## BEGIN DATA LISTING

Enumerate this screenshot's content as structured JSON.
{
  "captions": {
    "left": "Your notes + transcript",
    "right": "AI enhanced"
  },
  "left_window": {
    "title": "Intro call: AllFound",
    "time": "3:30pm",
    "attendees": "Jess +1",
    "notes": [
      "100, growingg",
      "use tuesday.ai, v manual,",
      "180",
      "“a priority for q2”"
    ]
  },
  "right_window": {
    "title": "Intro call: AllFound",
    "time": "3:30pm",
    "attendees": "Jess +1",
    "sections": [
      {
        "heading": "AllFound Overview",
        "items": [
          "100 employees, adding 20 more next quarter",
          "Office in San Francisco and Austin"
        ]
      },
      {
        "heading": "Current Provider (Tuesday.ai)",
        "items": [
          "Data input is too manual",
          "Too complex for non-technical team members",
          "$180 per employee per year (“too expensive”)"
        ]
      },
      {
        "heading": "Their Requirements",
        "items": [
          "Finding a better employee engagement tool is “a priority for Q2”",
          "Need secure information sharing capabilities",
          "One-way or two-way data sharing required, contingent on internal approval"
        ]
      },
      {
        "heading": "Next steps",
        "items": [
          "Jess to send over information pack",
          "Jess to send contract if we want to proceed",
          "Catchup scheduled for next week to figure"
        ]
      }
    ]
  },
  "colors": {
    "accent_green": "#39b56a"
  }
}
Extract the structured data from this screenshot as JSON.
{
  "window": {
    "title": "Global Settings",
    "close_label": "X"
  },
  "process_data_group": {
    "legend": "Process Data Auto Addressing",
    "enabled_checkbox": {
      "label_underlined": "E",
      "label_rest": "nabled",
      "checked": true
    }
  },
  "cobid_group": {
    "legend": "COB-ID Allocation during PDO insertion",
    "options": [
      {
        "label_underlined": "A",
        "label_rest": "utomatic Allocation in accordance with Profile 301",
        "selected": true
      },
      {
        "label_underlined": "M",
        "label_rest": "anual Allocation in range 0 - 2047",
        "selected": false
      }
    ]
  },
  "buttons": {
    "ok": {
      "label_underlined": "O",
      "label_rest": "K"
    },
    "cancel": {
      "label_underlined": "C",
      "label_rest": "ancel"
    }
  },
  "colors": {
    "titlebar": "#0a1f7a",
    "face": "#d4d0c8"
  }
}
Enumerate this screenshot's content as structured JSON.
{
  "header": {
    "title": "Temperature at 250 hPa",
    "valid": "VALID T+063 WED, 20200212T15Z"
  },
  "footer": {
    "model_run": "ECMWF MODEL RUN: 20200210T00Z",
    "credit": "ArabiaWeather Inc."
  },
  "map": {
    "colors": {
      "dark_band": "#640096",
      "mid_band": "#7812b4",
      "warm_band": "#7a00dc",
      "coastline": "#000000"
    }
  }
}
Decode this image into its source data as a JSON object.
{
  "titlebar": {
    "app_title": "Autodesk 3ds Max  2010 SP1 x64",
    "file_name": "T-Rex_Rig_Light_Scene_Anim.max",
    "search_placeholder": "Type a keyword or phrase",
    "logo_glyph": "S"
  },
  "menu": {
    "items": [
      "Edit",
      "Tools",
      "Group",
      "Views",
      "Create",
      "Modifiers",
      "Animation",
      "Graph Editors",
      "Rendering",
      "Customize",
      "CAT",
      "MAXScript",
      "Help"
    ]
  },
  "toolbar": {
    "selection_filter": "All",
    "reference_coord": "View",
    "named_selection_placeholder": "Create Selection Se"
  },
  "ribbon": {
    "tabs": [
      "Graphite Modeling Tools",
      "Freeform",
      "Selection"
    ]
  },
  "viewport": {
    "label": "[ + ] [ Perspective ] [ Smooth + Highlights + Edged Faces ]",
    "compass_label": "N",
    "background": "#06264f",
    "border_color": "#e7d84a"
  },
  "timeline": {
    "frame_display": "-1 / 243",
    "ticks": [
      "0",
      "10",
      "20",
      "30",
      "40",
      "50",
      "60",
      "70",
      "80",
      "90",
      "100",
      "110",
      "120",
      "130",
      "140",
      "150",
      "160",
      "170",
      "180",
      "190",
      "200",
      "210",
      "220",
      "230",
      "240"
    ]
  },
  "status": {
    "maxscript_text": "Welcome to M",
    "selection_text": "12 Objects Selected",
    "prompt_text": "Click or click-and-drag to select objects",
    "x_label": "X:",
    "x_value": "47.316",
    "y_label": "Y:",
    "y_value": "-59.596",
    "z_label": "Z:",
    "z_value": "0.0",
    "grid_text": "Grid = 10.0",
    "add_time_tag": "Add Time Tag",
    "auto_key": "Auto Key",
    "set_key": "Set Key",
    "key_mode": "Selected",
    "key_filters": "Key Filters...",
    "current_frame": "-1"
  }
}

## END DATA LISTING

The records above must be repeated exactly, every one of them.

Enumerate this screenshot's content as structured JSON.
{
  "captions": {
    "left": "Your notes + transcript",
    "right": "AI enhanced"
  },
  "left_window": {
    "title": "Intro call: AllFound",
    "time": "3:30pm",
    "attendees": "Jess +1",
    "notes": [
      "100, growingg",
      "use tuesday.ai, v manual,",
      "180",
      "“a priority for q2”"
    ]
  },
  "right_window": {
    "title": "Intro call: AllFound",
    "time": "3:30pm",
    "attendees": "Jess +1",
    "sections": [
      {
        "heading": "AllFound Overview",
        "items": [
          "100 employees, adding 20 more next quarter",
          "Office in San Francisco and Austin"
        ]
      },
      {
        "heading": "Current Provider (Tuesday.ai)",
        "items": [
          "Data input is too manual",
          "Too complex for non-technical team members",
          "$180 per employee per year (“too expensive”)"
        ]
      },
      {
        "heading": "Their Requirements",
        "items": [
          "Finding a better employee engagement tool is “a priority for Q2”",
          "Need secure information sharing capabilities",
          "One-way or two-way data sharing required, contingent on internal approval"
        ]
      },
      {
        "heading": "Next steps",
        "items": [
          "Jess to send over information pack",
          "Jess to send contract if we want to proceed",
          "Catchup scheduled for next week to figure"
        ]
      }
    ]
  },
  "colors": {
    "accent_green": "#39b56a"
  }
}
Extract the structured data from this screenshot as JSON.
{
  "window": {
    "title": "Global Settings",
    "close_label": "X"
  },
  "process_data_group": {
    "legend": "Process Data Auto Addressing",
    "enabled_checkbox": {
      "label_underlined": "E",
      "label_rest": "nabled",
      "checked": true
    }
  },
  "cobid_group": {
    "legend": "COB-ID Allocation during PDO insertion",
    "options": [
      {
        "label_underlined": "A",
        "label_rest": "utomatic Allocation in accordance with Profile 301",
        "selected": true
      },
      {
        "label_underlined": "M",
        "label_rest": "anual Allocation in range 0 - 2047",
        "selected": false
      }
    ]
  },
  "buttons": {
    "ok": {
      "label_underlined": "O",
      "label_rest": "K"
    },
    "cancel": {
      "label_underlined": "C",
      "label_rest": "ancel"
    }
  },
  "colors": {
    "titlebar": "#0a1f7a",
    "face": "#d4d0c8"
  }
}
Enumerate this screenshot's content as structured JSON.
{
  "header": {
    "title": "Temperature at 250 hPa",
    "valid": "VALID T+063 WED, 20200212T15Z"
  },
  "footer": {
    "model_run": "ECMWF MODEL RUN: 20200210T00Z",
    "credit": "ArabiaWeather Inc."
  },
  "map": {
    "colors": {
      "dark_band": "#640096",
      "mid_band": "#7812b4",
      "warm_band": "#7a00dc",
      "coastline": "#000000"
    }
  }
}
Decode this image into its source data as a JSON object.
{
  "titlebar": {
    "app_title": "Autodesk 3ds Max  2010 SP1 x64",
    "file_name": "T-Rex_Rig_Light_Scene_Anim.max",
    "search_placeholder": "Type a keyword or phrase",
    "logo_glyph": "S"
  },
  "menu": {
    "items": [
      "Edit",
      "Tools",
      "Group",
      "Views",
      "Create",
      "Modifiers",
      "Animation",
      "Graph Editors",
      "Rendering",
      "Customize",
      "CAT",
      "MAXScript",
      "Help"
    ]
  },
  "toolbar": {
    "selection_filter": "All",
    "reference_coord": "View",
    "named_selection_placeholder": "Create Selection Se"
  },
  "ribbon": {
    "tabs": [
      "Graphite Modeling Tools",
      "Freeform",
      "Selection"
    ]
  },
  "viewport": {
    "label": "[ + ] [ Perspective ] [ Smooth + Highlights + Edged Faces ]",
    "compass_label": "N",
    "background": "#06264f",
    "border_color": "#e7d84a"
  },
  "timeline": {
    "frame_display": "-1 / 243",
    "ticks": [
      "0",
      "10",
      "20",
      "30",
      "40",
      "50",
      "60",
      "70",
      "80",
      "90",
      "100",
      "110",
      "120",
      "130",
      "140",
      "150",
      "160",
      "170",
      "180",
      "190",
      "200",
      "210",
      "220",
      "230",
      "240"
    ]
  },
  "status": {
    "maxscript_text": "Welcome to M",
    "selection_text": "12 Objects Selected",
    "prompt_text": "Click or click-and-drag to select objects",
    "x_label": "X:",
    "x_value": "47.316",
    "y_label": "Y:",
    "y_value": "-59.596",
    "z_label": "Z:",
    "z_value": "0.0",
    "grid_text": "Grid = 10.0",
    "add_time_tag": "Add Time Tag",
    "auto_key": "Auto Key",
    "set_key": "Set Key",
    "key_mode": "Selected",
    "key_filters": "Key Filters...",
    "current_frame": "-1"
  }
}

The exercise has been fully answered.